Problem details: Which lines in the records below contain the word "content"? Copy each of them.

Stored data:
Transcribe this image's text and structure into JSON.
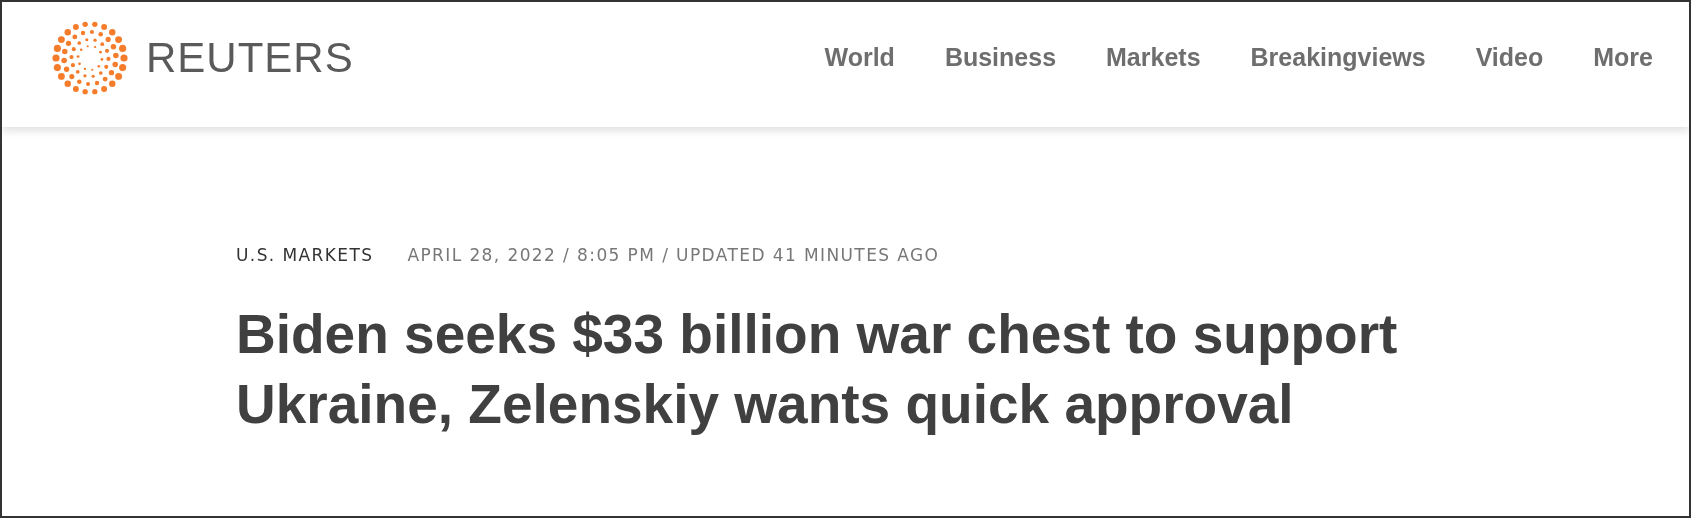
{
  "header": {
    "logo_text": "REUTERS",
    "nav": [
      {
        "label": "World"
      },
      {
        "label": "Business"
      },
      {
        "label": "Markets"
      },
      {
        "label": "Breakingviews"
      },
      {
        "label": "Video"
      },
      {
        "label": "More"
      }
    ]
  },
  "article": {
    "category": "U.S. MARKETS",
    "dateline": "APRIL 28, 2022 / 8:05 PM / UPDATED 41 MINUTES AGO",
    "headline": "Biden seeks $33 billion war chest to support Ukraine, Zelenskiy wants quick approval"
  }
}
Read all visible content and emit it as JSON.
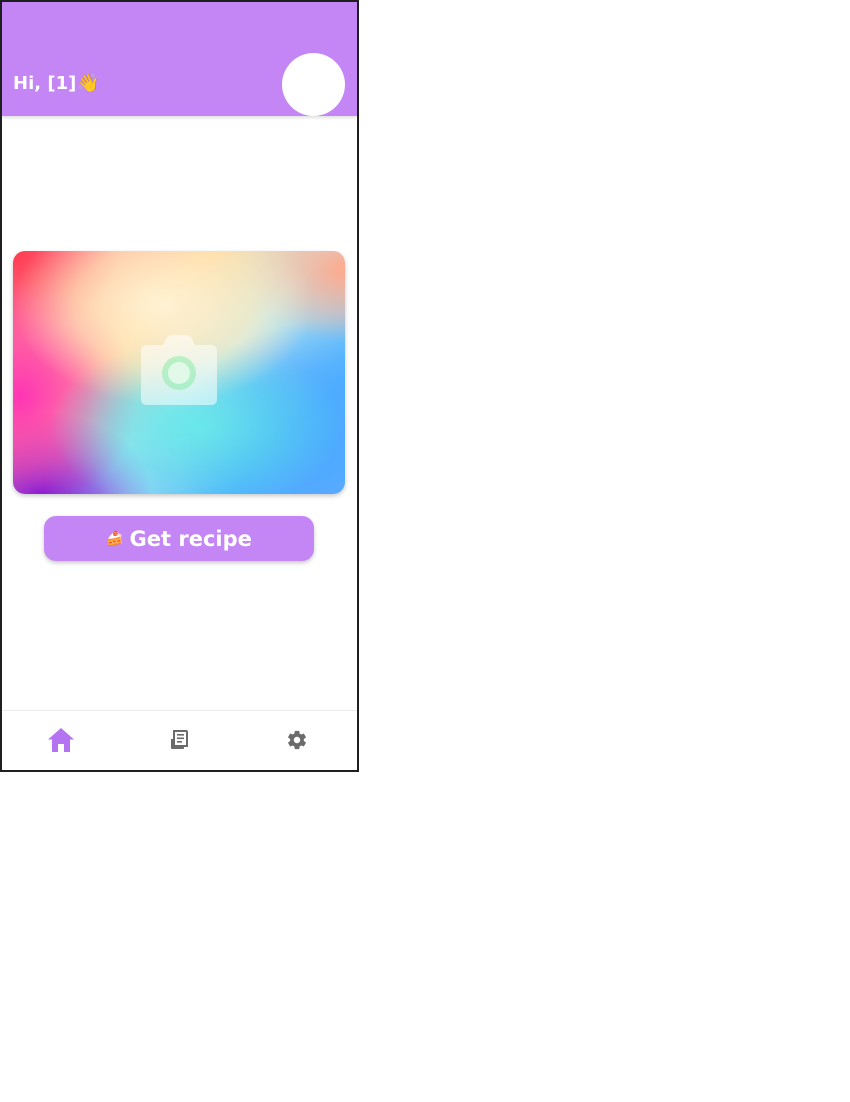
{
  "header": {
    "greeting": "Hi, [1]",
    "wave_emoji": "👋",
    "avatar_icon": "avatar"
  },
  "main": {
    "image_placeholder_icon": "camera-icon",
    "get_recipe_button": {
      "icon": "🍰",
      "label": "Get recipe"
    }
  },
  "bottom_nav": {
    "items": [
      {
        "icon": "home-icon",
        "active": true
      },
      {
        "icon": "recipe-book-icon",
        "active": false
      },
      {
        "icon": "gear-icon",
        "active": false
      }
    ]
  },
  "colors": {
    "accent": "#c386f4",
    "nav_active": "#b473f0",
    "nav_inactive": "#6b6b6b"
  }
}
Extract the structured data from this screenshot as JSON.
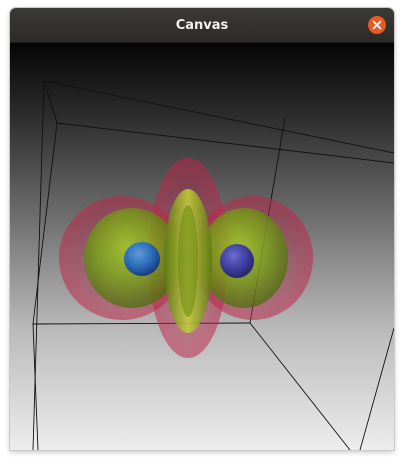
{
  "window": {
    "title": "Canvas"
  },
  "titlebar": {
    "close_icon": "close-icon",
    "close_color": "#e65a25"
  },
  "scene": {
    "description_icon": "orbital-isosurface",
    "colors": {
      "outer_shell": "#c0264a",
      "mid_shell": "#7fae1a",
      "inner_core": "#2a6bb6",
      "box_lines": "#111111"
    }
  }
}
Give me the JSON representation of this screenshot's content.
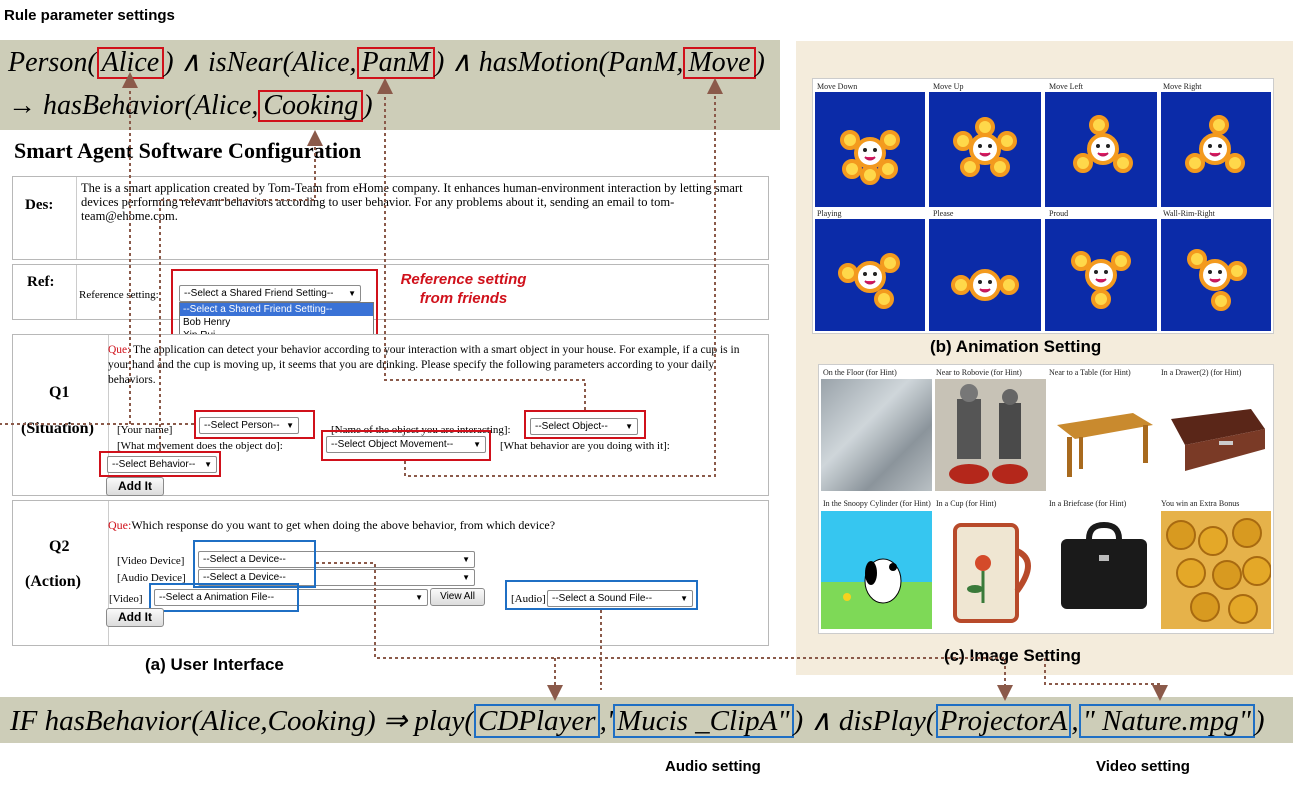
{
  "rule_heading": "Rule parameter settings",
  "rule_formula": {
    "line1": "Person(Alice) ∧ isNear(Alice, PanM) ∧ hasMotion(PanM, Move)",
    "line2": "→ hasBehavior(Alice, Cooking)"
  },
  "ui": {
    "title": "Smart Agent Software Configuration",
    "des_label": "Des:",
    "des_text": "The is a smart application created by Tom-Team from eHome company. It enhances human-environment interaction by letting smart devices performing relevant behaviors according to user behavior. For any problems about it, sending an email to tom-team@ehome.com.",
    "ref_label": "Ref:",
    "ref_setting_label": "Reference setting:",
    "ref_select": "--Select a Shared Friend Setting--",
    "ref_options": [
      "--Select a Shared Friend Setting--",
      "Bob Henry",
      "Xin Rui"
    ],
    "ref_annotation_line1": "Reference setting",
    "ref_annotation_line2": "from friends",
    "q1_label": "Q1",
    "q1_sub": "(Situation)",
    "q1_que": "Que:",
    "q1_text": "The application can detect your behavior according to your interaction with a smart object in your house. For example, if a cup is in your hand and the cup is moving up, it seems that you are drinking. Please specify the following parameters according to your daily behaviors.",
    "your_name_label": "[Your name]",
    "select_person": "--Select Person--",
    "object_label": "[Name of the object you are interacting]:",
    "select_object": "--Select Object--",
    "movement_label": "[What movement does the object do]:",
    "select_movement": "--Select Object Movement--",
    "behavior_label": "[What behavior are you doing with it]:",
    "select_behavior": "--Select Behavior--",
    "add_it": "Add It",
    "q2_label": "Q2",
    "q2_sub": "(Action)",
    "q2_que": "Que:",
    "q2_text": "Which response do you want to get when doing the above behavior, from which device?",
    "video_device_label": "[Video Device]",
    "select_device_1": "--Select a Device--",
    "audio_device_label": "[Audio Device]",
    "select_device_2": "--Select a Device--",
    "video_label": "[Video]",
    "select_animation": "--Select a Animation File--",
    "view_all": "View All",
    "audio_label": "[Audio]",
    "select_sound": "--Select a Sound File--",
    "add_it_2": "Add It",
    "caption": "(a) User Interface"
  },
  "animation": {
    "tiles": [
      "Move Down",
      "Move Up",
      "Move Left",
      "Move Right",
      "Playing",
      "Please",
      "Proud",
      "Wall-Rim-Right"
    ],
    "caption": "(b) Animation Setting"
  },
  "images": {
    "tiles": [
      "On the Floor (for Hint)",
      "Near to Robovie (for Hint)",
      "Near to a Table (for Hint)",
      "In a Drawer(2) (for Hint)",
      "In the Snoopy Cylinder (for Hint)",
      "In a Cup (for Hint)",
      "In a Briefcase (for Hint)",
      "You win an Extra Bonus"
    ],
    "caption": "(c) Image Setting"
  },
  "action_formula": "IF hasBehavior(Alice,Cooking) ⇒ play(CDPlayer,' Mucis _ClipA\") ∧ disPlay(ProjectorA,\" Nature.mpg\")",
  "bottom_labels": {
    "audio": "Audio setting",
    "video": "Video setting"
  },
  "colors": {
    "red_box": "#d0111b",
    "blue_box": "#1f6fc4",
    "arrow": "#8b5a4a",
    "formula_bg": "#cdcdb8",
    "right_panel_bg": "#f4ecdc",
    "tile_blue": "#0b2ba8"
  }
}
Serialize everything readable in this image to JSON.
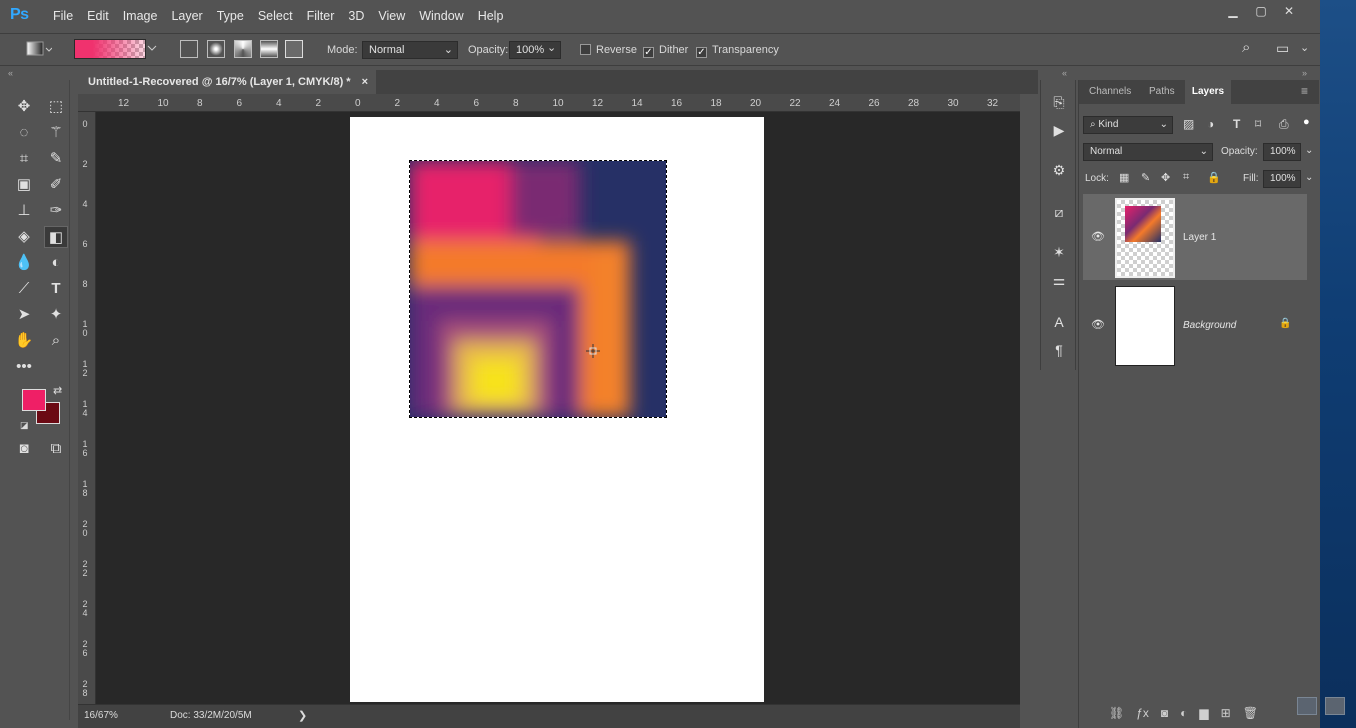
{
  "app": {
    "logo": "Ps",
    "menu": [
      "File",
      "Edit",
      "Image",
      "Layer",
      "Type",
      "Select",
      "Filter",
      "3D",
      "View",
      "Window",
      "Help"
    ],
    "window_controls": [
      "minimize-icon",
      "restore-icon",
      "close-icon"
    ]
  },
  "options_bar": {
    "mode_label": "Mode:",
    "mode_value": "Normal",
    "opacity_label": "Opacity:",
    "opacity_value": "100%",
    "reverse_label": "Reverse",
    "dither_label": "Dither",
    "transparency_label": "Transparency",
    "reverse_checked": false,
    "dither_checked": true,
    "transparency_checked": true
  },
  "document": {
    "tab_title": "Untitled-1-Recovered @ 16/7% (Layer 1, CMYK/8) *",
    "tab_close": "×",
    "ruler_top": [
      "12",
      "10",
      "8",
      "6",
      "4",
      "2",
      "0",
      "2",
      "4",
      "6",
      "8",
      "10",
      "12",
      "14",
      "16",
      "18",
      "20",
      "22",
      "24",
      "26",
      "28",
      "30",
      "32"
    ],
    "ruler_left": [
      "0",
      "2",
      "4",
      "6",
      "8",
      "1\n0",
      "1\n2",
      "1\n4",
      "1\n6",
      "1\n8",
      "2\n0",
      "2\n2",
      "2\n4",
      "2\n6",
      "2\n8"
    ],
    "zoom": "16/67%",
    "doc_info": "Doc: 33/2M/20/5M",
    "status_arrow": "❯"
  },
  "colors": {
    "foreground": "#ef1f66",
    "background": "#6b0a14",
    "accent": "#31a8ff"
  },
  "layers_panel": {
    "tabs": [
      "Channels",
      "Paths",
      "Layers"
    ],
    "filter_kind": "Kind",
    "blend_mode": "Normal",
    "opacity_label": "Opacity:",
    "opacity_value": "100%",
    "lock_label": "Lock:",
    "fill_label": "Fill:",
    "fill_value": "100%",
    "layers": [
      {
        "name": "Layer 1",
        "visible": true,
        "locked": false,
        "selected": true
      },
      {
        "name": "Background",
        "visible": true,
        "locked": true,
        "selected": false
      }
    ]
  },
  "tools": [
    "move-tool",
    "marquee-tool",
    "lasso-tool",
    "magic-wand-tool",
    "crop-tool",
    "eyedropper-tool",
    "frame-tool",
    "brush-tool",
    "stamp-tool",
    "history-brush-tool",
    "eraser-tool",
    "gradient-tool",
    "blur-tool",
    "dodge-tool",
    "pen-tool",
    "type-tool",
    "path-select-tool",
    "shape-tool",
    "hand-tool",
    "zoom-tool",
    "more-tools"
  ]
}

Written solution:
Read all visible content and emit it as JSON.
Give me the JSON representation of this screenshot's content.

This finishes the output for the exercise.